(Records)

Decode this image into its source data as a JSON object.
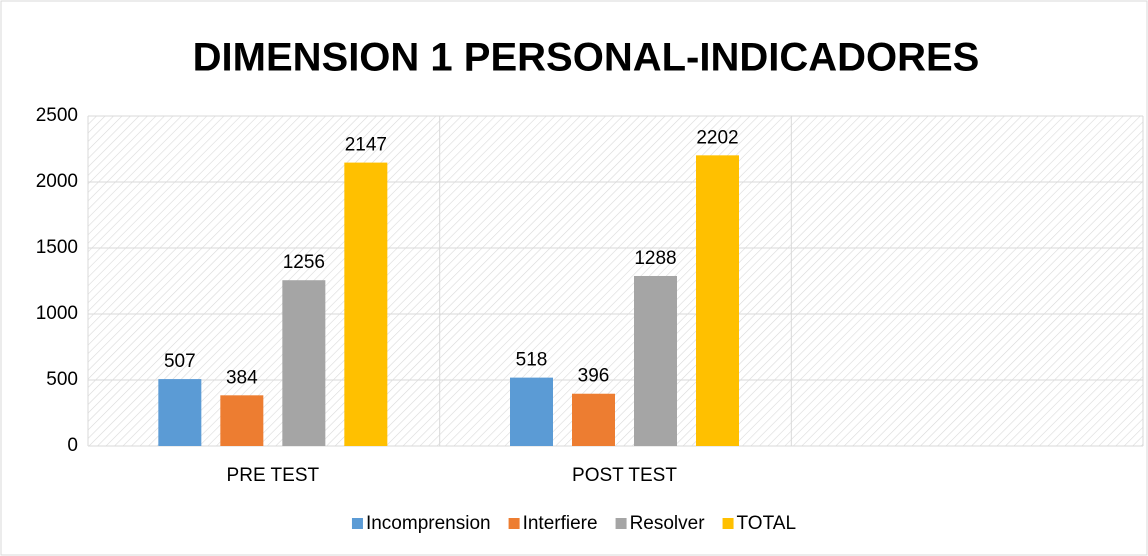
{
  "chart_data": {
    "type": "bar",
    "title": "DIMENSION 1 PERSONAL-INDICADORES",
    "categories": [
      "PRE TEST",
      "POST TEST",
      null
    ],
    "series": [
      {
        "name": "Incomprension",
        "color": "#5b9bd5",
        "values": [
          507,
          518,
          null
        ]
      },
      {
        "name": "Interfiere",
        "color": "#ed7d31",
        "values": [
          384,
          396,
          null
        ]
      },
      {
        "name": "Resolver",
        "color": "#a5a5a5",
        "values": [
          1256,
          1288,
          null
        ]
      },
      {
        "name": "TOTAL",
        "color": "#ffc000",
        "values": [
          2147,
          2202,
          null
        ]
      }
    ],
    "ylim": [
      0,
      2500
    ],
    "yticks": [
      0,
      500,
      1000,
      1500,
      2000,
      2500
    ],
    "grid": true,
    "legend": "bottom"
  }
}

# DIRECTION:
Find the lines containing "color" and pull them out.

# RESPONSE TO THIS EXERCISE:
        "color": "#5b9bd5",
        "color": "#ed7d31",
        "color": "#a5a5a5",
        "color": "#ffc000",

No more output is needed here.